→ AIM
Copy out each line that mentions the word "text".

Collected data
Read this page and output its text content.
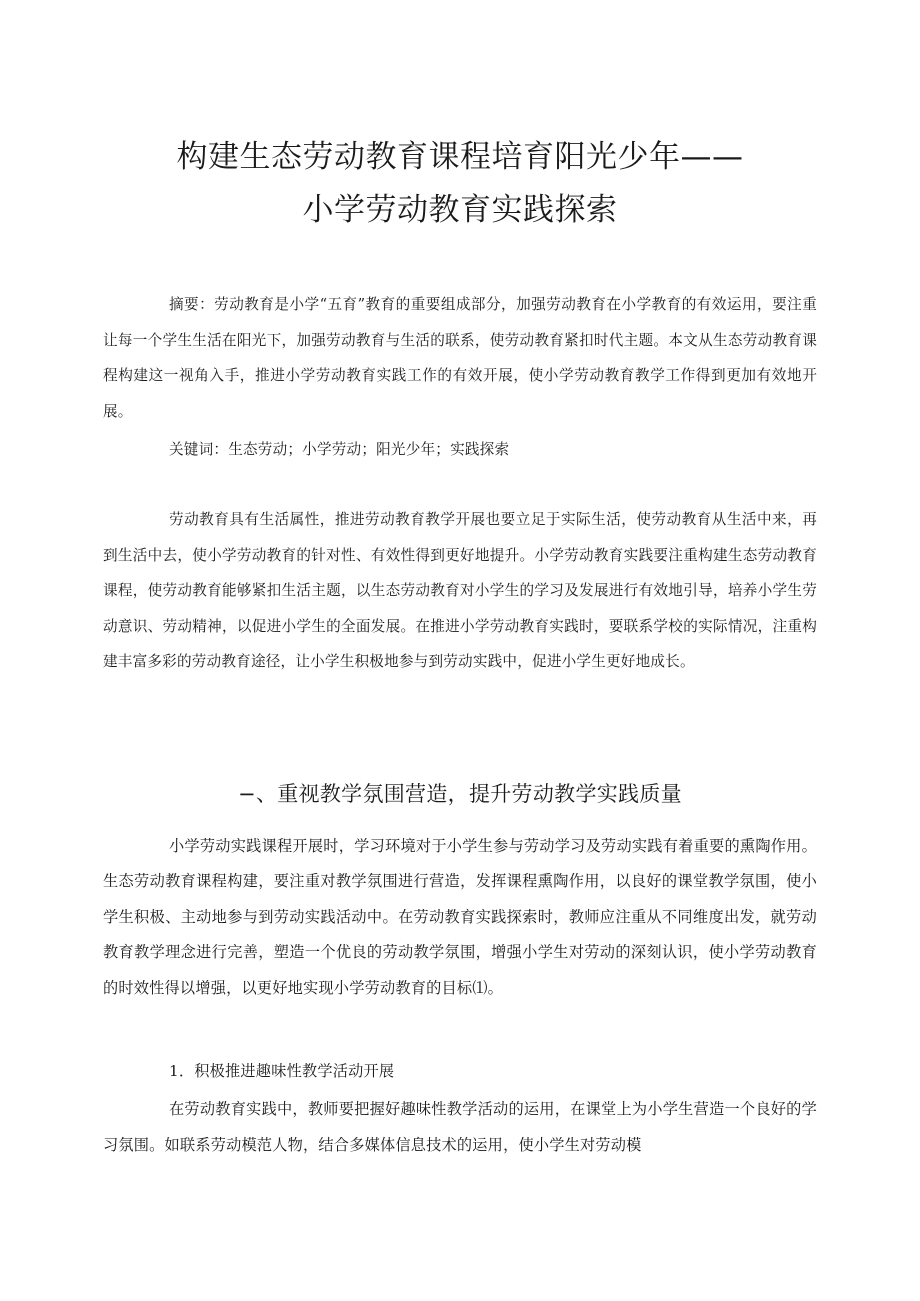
构建生态劳动教育课程培育阳光少年——
小学劳动教育实践探索

摘要：劳动教育是小学“五育”教育的重要组成部分，加强劳动教育在小学教育的有效运用，要注重让每一个学生生活在阳光下，加强劳动教育与生活的联系，使劳动教育紧扣时代主题。本文从生态劳动教育课程构建这一视角入手，推进小学劳动教育实践工作的有效开展，使小学劳动教育教学工作得到更加有效地开展。

关键词：生态劳动；小学劳动；阳光少年；实践探索

劳动教育具有生活属性，推进劳动教育教学开展也要立足于实际生活，使劳动教育从生活中来，再到生活中去，使小学劳动教育的针对性、有效性得到更好地提升。小学劳动教育实践要注重构建生态劳动教育课程，使劳动教育能够紧扣生活主题，以生态劳动教育对小学生的学习及发展进行有效地引导，培养小学生劳动意识、劳动精神，以促进小学生的全面发展。在推进小学劳动教育实践时，要联系学校的实际情况，注重构建丰富多彩的劳动教育途径，让小学生积极地参与到劳动实践中，促进小学生更好地成长。

−、重视教学氛围营造，提升劳动教学实践质量

小学劳动实践课程开展时，学习环境对于小学生参与劳动学习及劳动实践有着重要的熏陶作用。生态劳动教育课程构建，要注重对教学氛围进行营造，发挥课程熏陶作用，以良好的课堂教学氛围，使小学生积极、主动地参与到劳动实践活动中。在劳动教育实践探索时，教师应注重从不同维度出发，就劳动教育教学理念进行完善，塑造一个优良的劳动教学氛围，增强小学生对劳动的深刻认识，使小学劳动教育的时效性得以增强，以更好地实现小学劳动教育的目标⑴。

1．积极推进趣味性教学活动开展

在劳动教育实践中，教师要把握好趣味性教学活动的运用，在课堂上为小学生营造一个良好的学习氛围。如联系劳动模范人物，结合多媒体信息技术的运用，使小学生对劳动模
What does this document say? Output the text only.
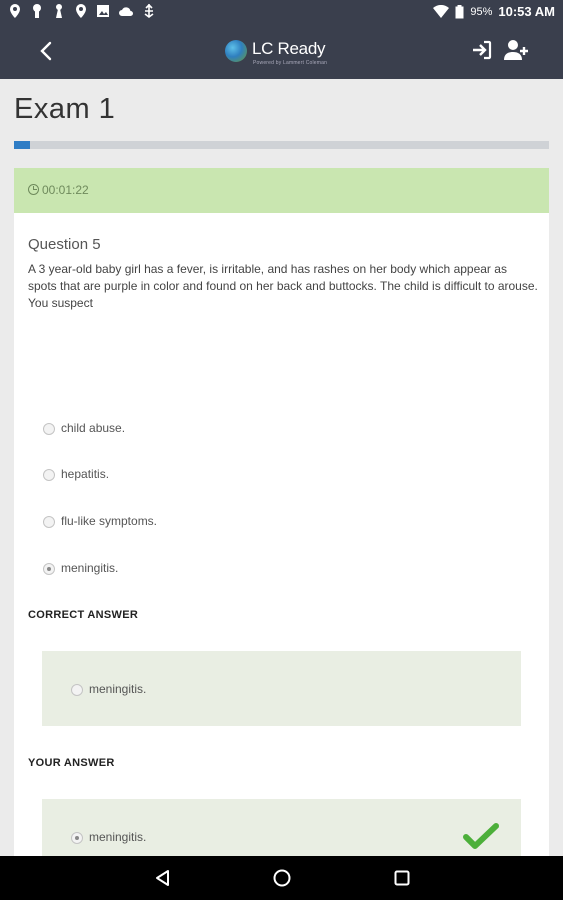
95% 10:53 AM
LC Ready
Powered by Lammert Coleman
Exam 1
00:01:22
Question 5
A 3 year-old baby girl has a fever, is irritable, and has rashes on her body which appear as spots that are purple in color and found on her back and buttocks. The child is difficult to arouse. You suspect
child abuse.
hepatitis.
flu-like symptoms.
meningitis.
CORRECT ANSWER
meningitis.
YOUR ANSWER
meningitis.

→ RESPONSE TO THIS TASK
Read this page and output its text content.
What does this document say? Output the text only.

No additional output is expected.